Collected data:
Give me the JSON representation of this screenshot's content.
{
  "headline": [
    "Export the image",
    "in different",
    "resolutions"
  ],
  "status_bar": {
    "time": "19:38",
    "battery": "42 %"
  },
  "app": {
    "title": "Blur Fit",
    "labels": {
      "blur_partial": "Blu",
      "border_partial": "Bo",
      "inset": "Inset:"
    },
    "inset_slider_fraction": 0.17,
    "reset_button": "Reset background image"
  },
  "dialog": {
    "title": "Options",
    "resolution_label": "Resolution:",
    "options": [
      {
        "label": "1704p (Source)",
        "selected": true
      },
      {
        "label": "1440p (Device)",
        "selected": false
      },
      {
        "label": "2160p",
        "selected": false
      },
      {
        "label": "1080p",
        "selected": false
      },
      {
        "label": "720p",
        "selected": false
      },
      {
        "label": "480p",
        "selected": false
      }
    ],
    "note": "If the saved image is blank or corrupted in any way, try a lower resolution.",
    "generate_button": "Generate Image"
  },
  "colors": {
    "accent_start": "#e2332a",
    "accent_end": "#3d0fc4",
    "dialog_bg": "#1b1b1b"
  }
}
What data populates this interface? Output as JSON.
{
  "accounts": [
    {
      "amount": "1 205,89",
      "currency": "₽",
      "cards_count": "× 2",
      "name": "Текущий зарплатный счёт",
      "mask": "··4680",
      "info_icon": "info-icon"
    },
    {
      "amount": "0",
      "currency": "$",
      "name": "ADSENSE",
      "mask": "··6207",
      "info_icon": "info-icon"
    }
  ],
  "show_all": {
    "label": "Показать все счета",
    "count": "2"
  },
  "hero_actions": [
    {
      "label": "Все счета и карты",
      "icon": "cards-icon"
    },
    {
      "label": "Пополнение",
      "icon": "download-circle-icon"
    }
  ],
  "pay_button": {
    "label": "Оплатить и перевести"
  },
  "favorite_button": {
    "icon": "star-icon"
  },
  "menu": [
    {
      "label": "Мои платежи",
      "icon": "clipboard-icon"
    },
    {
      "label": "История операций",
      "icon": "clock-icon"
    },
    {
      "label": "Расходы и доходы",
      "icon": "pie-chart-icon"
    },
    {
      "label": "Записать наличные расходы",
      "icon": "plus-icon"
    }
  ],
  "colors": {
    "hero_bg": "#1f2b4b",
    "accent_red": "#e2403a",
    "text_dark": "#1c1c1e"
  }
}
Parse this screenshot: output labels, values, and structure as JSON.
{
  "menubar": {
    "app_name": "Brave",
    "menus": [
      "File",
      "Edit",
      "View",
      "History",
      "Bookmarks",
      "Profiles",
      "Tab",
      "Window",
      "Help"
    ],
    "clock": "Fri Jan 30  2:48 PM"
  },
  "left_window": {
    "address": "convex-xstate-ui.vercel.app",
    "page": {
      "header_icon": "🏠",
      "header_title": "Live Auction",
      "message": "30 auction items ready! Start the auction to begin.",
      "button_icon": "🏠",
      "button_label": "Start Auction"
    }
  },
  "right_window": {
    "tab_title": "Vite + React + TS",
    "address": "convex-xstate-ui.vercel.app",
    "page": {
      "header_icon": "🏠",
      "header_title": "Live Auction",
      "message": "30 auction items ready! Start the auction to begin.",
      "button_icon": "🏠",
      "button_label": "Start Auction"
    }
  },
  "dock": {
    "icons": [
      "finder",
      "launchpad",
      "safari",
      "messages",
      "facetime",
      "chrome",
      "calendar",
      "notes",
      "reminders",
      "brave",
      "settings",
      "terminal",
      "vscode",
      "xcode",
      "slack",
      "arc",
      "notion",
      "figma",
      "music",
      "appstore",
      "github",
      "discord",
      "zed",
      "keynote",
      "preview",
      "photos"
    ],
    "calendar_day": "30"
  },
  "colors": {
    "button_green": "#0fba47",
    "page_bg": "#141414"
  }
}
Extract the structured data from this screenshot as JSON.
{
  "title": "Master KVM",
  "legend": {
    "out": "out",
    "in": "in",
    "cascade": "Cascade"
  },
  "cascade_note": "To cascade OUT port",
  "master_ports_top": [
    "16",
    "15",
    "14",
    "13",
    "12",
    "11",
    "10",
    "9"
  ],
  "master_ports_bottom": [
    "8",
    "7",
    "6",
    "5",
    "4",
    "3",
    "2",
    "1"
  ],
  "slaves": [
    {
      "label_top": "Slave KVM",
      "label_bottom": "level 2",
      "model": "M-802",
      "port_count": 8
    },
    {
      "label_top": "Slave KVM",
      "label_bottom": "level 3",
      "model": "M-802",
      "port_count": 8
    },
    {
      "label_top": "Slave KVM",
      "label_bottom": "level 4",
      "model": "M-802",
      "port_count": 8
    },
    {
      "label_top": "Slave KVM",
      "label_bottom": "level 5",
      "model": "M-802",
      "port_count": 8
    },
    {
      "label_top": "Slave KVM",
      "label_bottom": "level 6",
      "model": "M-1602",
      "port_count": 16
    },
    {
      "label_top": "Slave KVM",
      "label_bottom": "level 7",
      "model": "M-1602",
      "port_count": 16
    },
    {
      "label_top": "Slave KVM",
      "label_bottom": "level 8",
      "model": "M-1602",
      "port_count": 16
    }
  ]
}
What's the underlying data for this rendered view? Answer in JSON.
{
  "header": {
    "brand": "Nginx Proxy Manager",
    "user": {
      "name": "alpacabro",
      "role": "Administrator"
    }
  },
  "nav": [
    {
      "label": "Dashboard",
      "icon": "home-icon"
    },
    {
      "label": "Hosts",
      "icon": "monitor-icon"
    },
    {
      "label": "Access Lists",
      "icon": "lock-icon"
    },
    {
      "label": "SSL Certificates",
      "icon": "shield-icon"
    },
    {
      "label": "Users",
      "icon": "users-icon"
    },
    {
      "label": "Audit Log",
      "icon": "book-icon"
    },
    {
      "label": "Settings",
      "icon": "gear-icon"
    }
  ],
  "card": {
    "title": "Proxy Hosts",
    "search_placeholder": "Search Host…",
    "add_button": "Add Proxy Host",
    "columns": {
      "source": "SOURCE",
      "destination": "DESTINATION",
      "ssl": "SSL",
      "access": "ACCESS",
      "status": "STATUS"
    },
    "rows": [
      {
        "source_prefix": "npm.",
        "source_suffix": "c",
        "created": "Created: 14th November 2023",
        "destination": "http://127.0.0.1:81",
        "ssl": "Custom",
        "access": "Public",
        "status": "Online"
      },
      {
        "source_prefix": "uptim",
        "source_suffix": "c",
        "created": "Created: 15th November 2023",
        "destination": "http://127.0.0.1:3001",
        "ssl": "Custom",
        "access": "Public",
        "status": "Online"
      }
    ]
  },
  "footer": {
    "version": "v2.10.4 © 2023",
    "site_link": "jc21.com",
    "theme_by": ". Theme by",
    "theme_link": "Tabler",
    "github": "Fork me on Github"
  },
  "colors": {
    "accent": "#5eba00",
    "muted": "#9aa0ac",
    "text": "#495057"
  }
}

**Problem:** Output the records verbatim, from the first line to the last.

**Correct output:**
Give me the JSON representation of this screenshot's content.
{
  "headline": [
    "Export the image",
    "in different",
    "resolutions"
  ],
  "status_bar": {
    "time": "19:38",
    "battery": "42 %"
  },
  "app": {
    "title": "Blur Fit",
    "labels": {
      "blur_partial": "Blu",
      "border_partial": "Bo",
      "inset": "Inset:"
    },
    "inset_slider_fraction": 0.17,
    "reset_button": "Reset background image"
  },
  "dialog": {
    "title": "Options",
    "resolution_label": "Resolution:",
    "options": [
      {
        "label": "1704p (Source)",
        "selected": true
      },
      {
        "label": "1440p (Device)",
        "selected": false
      },
      {
        "label": "2160p",
        "selected": false
      },
      {
        "label": "1080p",
        "selected": false
      },
      {
        "label": "720p",
        "selected": false
      },
      {
        "label": "480p",
        "selected": false
      }
    ],
    "note": "If the saved image is blank or corrupted in any way, try a lower resolution.",
    "generate_button": "Generate Image"
  },
  "colors": {
    "accent_start": "#e2332a",
    "accent_end": "#3d0fc4",
    "dialog_bg": "#1b1b1b"
  }
}
What data populates this interface? Output as JSON.
{
  "accounts": [
    {
      "amount": "1 205,89",
      "currency": "₽",
      "cards_count": "× 2",
      "name": "Текущий зарплатный счёт",
      "mask": "··4680",
      "info_icon": "info-icon"
    },
    {
      "amount": "0",
      "currency": "$",
      "name": "ADSENSE",
      "mask": "··6207",
      "info_icon": "info-icon"
    }
  ],
  "show_all": {
    "label": "Показать все счета",
    "count": "2"
  },
  "hero_actions": [
    {
      "label": "Все счета и карты",
      "icon": "cards-icon"
    },
    {
      "label": "Пополнение",
      "icon": "download-circle-icon"
    }
  ],
  "pay_button": {
    "label": "Оплатить и перевести"
  },
  "favorite_button": {
    "icon": "star-icon"
  },
  "menu": [
    {
      "label": "Мои платежи",
      "icon": "clipboard-icon"
    },
    {
      "label": "История операций",
      "icon": "clock-icon"
    },
    {
      "label": "Расходы и доходы",
      "icon": "pie-chart-icon"
    },
    {
      "label": "Записать наличные расходы",
      "icon": "plus-icon"
    }
  ],
  "colors": {
    "hero_bg": "#1f2b4b",
    "accent_red": "#e2403a",
    "text_dark": "#1c1c1e"
  }
}
Parse this screenshot: output labels, values, and structure as JSON.
{
  "menubar": {
    "app_name": "Brave",
    "menus": [
      "File",
      "Edit",
      "View",
      "History",
      "Bookmarks",
      "Profiles",
      "Tab",
      "Window",
      "Help"
    ],
    "clock": "Fri Jan 30  2:48 PM"
  },
  "left_window": {
    "address": "convex-xstate-ui.vercel.app",
    "page": {
      "header_icon": "🏠",
      "header_title": "Live Auction",
      "message": "30 auction items ready! Start the auction to begin.",
      "button_icon": "🏠",
      "button_label": "Start Auction"
    }
  },
  "right_window": {
    "tab_title": "Vite + React + TS",
    "address": "convex-xstate-ui.vercel.app",
    "page": {
      "header_icon": "🏠",
      "header_title": "Live Auction",
      "message": "30 auction items ready! Start the auction to begin.",
      "button_icon": "🏠",
      "button_label": "Start Auction"
    }
  },
  "dock": {
    "icons": [
      "finder",
      "launchpad",
      "safari",
      "messages",
      "facetime",
      "chrome",
      "calendar",
      "notes",
      "reminders",
      "brave",
      "settings",
      "terminal",
      "vscode",
      "xcode",
      "slack",
      "arc",
      "notion",
      "figma",
      "music",
      "appstore",
      "github",
      "discord",
      "zed",
      "keynote",
      "preview",
      "photos"
    ],
    "calendar_day": "30"
  },
  "colors": {
    "button_green": "#0fba47",
    "page_bg": "#141414"
  }
}
Extract the structured data from this screenshot as JSON.
{
  "title": "Master KVM",
  "legend": {
    "out": "out",
    "in": "in",
    "cascade": "Cascade"
  },
  "cascade_note": "To cascade OUT port",
  "master_ports_top": [
    "16",
    "15",
    "14",
    "13",
    "12",
    "11",
    "10",
    "9"
  ],
  "master_ports_bottom": [
    "8",
    "7",
    "6",
    "5",
    "4",
    "3",
    "2",
    "1"
  ],
  "slaves": [
    {
      "label_top": "Slave KVM",
      "label_bottom": "level 2",
      "model": "M-802",
      "port_count": 8
    },
    {
      "label_top": "Slave KVM",
      "label_bottom": "level 3",
      "model": "M-802",
      "port_count": 8
    },
    {
      "label_top": "Slave KVM",
      "label_bottom": "level 4",
      "model": "M-802",
      "port_count": 8
    },
    {
      "label_top": "Slave KVM",
      "label_bottom": "level 5",
      "model": "M-802",
      "port_count": 8
    },
    {
      "label_top": "Slave KVM",
      "label_bottom": "level 6",
      "model": "M-1602",
      "port_count": 16
    },
    {
      "label_top": "Slave KVM",
      "label_bottom": "level 7",
      "model": "M-1602",
      "port_count": 16
    },
    {
      "label_top": "Slave KVM",
      "label_bottom": "level 8",
      "model": "M-1602",
      "port_count": 16
    }
  ]
}
What's the underlying data for this rendered view? Answer in JSON.
{
  "header": {
    "brand": "Nginx Proxy Manager",
    "user": {
      "name": "alpacabro",
      "role": "Administrator"
    }
  },
  "nav": [
    {
      "label": "Dashboard",
      "icon": "home-icon"
    },
    {
      "label": "Hosts",
      "icon": "monitor-icon"
    },
    {
      "label": "Access Lists",
      "icon": "lock-icon"
    },
    {
      "label": "SSL Certificates",
      "icon": "shield-icon"
    },
    {
      "label": "Users",
      "icon": "users-icon"
    },
    {
      "label": "Audit Log",
      "icon": "book-icon"
    },
    {
      "label": "Settings",
      "icon": "gear-icon"
    }
  ],
  "card": {
    "title": "Proxy Hosts",
    "search_placeholder": "Search Host…",
    "add_button": "Add Proxy Host",
    "columns": {
      "source": "SOURCE",
      "destination": "DESTINATION",
      "ssl": "SSL",
      "access": "ACCESS",
      "status": "STATUS"
    },
    "rows": [
      {
        "source_prefix": "npm.",
        "source_suffix": "c",
        "created": "Created: 14th November 2023",
        "destination": "http://127.0.0.1:81",
        "ssl": "Custom",
        "access": "Public",
        "status": "Online"
      },
      {
        "source_prefix": "uptim",
        "source_suffix": "c",
        "created": "Created: 15th November 2023",
        "destination": "http://127.0.0.1:3001",
        "ssl": "Custom",
        "access": "Public",
        "status": "Online"
      }
    ]
  },
  "footer": {
    "version": "v2.10.4 © 2023",
    "site_link": "jc21.com",
    "theme_by": ". Theme by",
    "theme_link": "Tabler",
    "github": "Fork me on Github"
  },
  "colors": {
    "accent": "#5eba00",
    "muted": "#9aa0ac",
    "text": "#495057"
  }
}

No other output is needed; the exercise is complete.